◆ **SHORT TASK**
Gather up the lines with the word "tutorial" in them.
## START DATA LINES
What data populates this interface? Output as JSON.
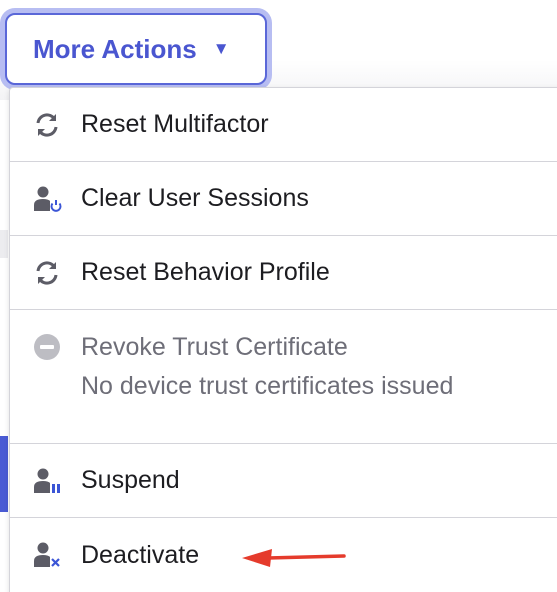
{
  "button": {
    "label": "More Actions",
    "caret": "▼"
  },
  "menu": {
    "items": [
      {
        "label": "Reset Multifactor",
        "icon": "refresh-icon",
        "disabled": false
      },
      {
        "label": "Clear User Sessions",
        "icon": "user-power-icon",
        "disabled": false
      },
      {
        "label": "Reset Behavior Profile",
        "icon": "refresh-icon",
        "disabled": false
      },
      {
        "label": "Revoke Trust Certificate",
        "icon": "minus-circle-icon",
        "disabled": true,
        "description": "No device trust certificates issued"
      },
      {
        "label": "Suspend",
        "icon": "user-pause-icon",
        "disabled": false
      },
      {
        "label": "Deactivate",
        "icon": "user-x-icon",
        "disabled": false
      }
    ]
  },
  "colors": {
    "accent": "#4a56d0",
    "focus_ring": "#b7bdf2",
    "icon_gray": "#5c5c66",
    "icon_blue": "#3b55d6",
    "annotation_red": "#e53b2c"
  }
}
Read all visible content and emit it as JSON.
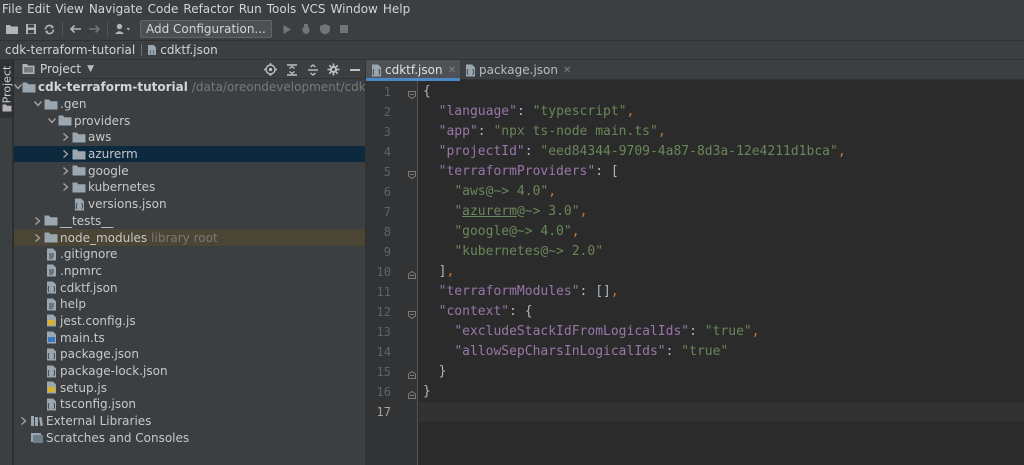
{
  "menu": [
    "File",
    "Edit",
    "View",
    "Navigate",
    "Code",
    "Refactor",
    "Run",
    "Tools",
    "VCS",
    "Window",
    "Help"
  ],
  "toolbar": {
    "add_configuration": "Add Configuration...",
    "icons": [
      "open-folder-icon",
      "save-icon",
      "sync-icon",
      "back-arrow-icon",
      "forward-arrow-icon",
      "user-icon",
      "run-icon",
      "debug-icon",
      "coverage-icon",
      "stop-icon"
    ]
  },
  "breadcrumb": [
    "cdk-terraform-tutorial",
    "cdktf.json"
  ],
  "tool_strip": {
    "label": "Project"
  },
  "project_panel": {
    "title": "Project",
    "icons": [
      "locate-icon",
      "collapse-all-icon",
      "expand-icon",
      "gear-icon",
      "hide-icon"
    ],
    "tree": [
      {
        "label": "cdk-terraform-tutorial",
        "note": "/data/oreondevelopment/cdk-terraform-",
        "type": "folder",
        "depth": 0,
        "arrow": "down",
        "bold": true
      },
      {
        "label": ".gen",
        "note": "",
        "type": "folder",
        "depth": 1,
        "arrow": "down"
      },
      {
        "label": "providers",
        "note": "",
        "type": "folder",
        "depth": 2,
        "arrow": "down"
      },
      {
        "label": "aws",
        "note": "",
        "type": "folder",
        "depth": 3,
        "arrow": "right"
      },
      {
        "label": "azurerm",
        "note": "",
        "type": "folder",
        "depth": 3,
        "arrow": "right",
        "selected": true
      },
      {
        "label": "google",
        "note": "",
        "type": "folder",
        "depth": 3,
        "arrow": "right"
      },
      {
        "label": "kubernetes",
        "note": "",
        "type": "folder",
        "depth": 3,
        "arrow": "right"
      },
      {
        "label": "versions.json",
        "note": "",
        "type": "json",
        "depth": 3,
        "arrow": "none"
      },
      {
        "label": "__tests__",
        "note": "",
        "type": "folder",
        "depth": 1,
        "arrow": "right"
      },
      {
        "label": "node_modules",
        "note": "library root",
        "type": "folder",
        "depth": 1,
        "arrow": "right",
        "excluded": true
      },
      {
        "label": ".gitignore",
        "note": "",
        "type": "file",
        "depth": 1,
        "arrow": "none"
      },
      {
        "label": ".npmrc",
        "note": "",
        "type": "file",
        "depth": 1,
        "arrow": "none"
      },
      {
        "label": "cdktf.json",
        "note": "",
        "type": "json",
        "depth": 1,
        "arrow": "none"
      },
      {
        "label": "help",
        "note": "",
        "type": "file",
        "depth": 1,
        "arrow": "none"
      },
      {
        "label": "jest.config.js",
        "note": "",
        "type": "js",
        "depth": 1,
        "arrow": "none"
      },
      {
        "label": "main.ts",
        "note": "",
        "type": "ts",
        "depth": 1,
        "arrow": "none"
      },
      {
        "label": "package.json",
        "note": "",
        "type": "json",
        "depth": 1,
        "arrow": "none"
      },
      {
        "label": "package-lock.json",
        "note": "",
        "type": "json",
        "depth": 1,
        "arrow": "none"
      },
      {
        "label": "setup.js",
        "note": "",
        "type": "js",
        "depth": 1,
        "arrow": "none"
      },
      {
        "label": "tsconfig.json",
        "note": "",
        "type": "json",
        "depth": 1,
        "arrow": "none"
      },
      {
        "label": "External Libraries",
        "note": "",
        "type": "library",
        "depth": 0,
        "arrow": "right"
      },
      {
        "label": "Scratches and Consoles",
        "note": "",
        "type": "scratch",
        "depth": 0,
        "arrow": "none"
      }
    ]
  },
  "editor": {
    "tabs": [
      {
        "label": "cdktf.json",
        "active": true,
        "close": "✕"
      },
      {
        "label": "package.json",
        "active": false,
        "close": "✕"
      }
    ],
    "current_line": 17,
    "lines": [
      {
        "n": 1,
        "fold": "open",
        "parts": [
          [
            "b",
            "{"
          ]
        ]
      },
      {
        "n": 2,
        "parts": [
          [
            "b",
            "  "
          ],
          [
            "k",
            "\"language\""
          ],
          [
            "b",
            ": "
          ],
          [
            "s",
            "\"typescript\""
          ],
          [
            "p",
            ","
          ]
        ]
      },
      {
        "n": 3,
        "parts": [
          [
            "b",
            "  "
          ],
          [
            "k",
            "\"app\""
          ],
          [
            "b",
            ": "
          ],
          [
            "s",
            "\"npx ts-node main.ts\""
          ],
          [
            "p",
            ","
          ]
        ]
      },
      {
        "n": 4,
        "parts": [
          [
            "b",
            "  "
          ],
          [
            "k",
            "\"projectId\""
          ],
          [
            "b",
            ": "
          ],
          [
            "s",
            "\"eed84344-9709-4a87-8d3a-12e4211d1bca\""
          ],
          [
            "p",
            ","
          ]
        ]
      },
      {
        "n": 5,
        "fold": "open",
        "parts": [
          [
            "b",
            "  "
          ],
          [
            "k",
            "\"terraformProviders\""
          ],
          [
            "b",
            ": ["
          ]
        ]
      },
      {
        "n": 6,
        "parts": [
          [
            "b",
            "    "
          ],
          [
            "s",
            "\"aws@~> 4.0\""
          ],
          [
            "p",
            ","
          ]
        ]
      },
      {
        "n": 7,
        "parts": [
          [
            "b",
            "    "
          ],
          [
            "s",
            "\""
          ],
          [
            "su",
            "azurerm"
          ],
          [
            "s",
            "@~> 3.0\""
          ],
          [
            "p",
            ","
          ]
        ]
      },
      {
        "n": 8,
        "parts": [
          [
            "b",
            "    "
          ],
          [
            "s",
            "\"google@~> 4.0\""
          ],
          [
            "p",
            ","
          ]
        ]
      },
      {
        "n": 9,
        "parts": [
          [
            "b",
            "    "
          ],
          [
            "s",
            "\"kubernetes@~> 2.0\""
          ]
        ]
      },
      {
        "n": 10,
        "fold": "close",
        "parts": [
          [
            "b",
            "  ]"
          ],
          [
            "p",
            ","
          ]
        ]
      },
      {
        "n": 11,
        "parts": [
          [
            "b",
            "  "
          ],
          [
            "k",
            "\"terraformModules\""
          ],
          [
            "b",
            ": []"
          ],
          [
            "p",
            ","
          ]
        ]
      },
      {
        "n": 12,
        "fold": "open",
        "parts": [
          [
            "b",
            "  "
          ],
          [
            "k",
            "\"context\""
          ],
          [
            "b",
            ": {"
          ]
        ]
      },
      {
        "n": 13,
        "parts": [
          [
            "b",
            "    "
          ],
          [
            "k",
            "\"excludeStackIdFromLogicalIds\""
          ],
          [
            "b",
            ": "
          ],
          [
            "s",
            "\"true\""
          ],
          [
            "p",
            ","
          ]
        ]
      },
      {
        "n": 14,
        "parts": [
          [
            "b",
            "    "
          ],
          [
            "k",
            "\"allowSepCharsInLogicalIds\""
          ],
          [
            "b",
            ": "
          ],
          [
            "s",
            "\"true\""
          ]
        ]
      },
      {
        "n": 15,
        "fold": "close",
        "parts": [
          [
            "b",
            "  }"
          ]
        ]
      },
      {
        "n": 16,
        "fold": "close",
        "parts": [
          [
            "b",
            "}"
          ]
        ]
      },
      {
        "n": 17,
        "parts": [
          [
            "b",
            ""
          ]
        ]
      }
    ]
  },
  "colors": {
    "key": "#9876aa",
    "string": "#6a8759",
    "punct": "#cc7832",
    "folder": "#9aa7b0",
    "selection": "#0d293e"
  }
}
## END DATA LINES
◆ **ANSWER TO THE EXERCISE**
    "cdk-terraform-tutorial",
        "label": "cdk-terraform-tutorial",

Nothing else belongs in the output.